* **Exercise task**
Take every line from the listing below that includes "студенти" and copy it.

* **Input data**
***
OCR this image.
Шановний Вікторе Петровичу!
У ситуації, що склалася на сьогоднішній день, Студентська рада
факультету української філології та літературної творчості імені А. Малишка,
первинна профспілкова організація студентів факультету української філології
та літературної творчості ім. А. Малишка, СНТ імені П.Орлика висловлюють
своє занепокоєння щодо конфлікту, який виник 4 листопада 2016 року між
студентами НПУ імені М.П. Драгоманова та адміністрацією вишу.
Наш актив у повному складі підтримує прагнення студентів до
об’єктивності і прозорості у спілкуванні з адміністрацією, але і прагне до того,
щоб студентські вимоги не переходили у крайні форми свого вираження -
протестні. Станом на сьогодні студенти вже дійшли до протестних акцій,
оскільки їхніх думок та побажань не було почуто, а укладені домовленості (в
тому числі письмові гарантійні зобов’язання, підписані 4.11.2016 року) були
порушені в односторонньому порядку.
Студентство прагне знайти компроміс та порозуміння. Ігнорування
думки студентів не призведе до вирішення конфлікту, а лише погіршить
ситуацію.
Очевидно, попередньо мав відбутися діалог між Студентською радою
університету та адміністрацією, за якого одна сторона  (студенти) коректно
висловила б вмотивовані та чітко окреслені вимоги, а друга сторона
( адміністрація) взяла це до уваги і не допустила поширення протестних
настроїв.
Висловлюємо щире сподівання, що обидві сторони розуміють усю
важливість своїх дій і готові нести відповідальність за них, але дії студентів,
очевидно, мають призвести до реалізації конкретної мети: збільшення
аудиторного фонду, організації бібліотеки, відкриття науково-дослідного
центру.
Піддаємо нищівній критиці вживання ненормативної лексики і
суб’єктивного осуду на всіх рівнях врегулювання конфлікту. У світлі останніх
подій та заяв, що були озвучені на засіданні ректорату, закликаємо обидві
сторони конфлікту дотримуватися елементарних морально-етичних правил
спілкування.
***
* **Solution**
протестні. Станом на сьогодні студенти вже дійшли до протестних акцій,
університету та адміністрацією, за якого одна сторона  (студенти) коректно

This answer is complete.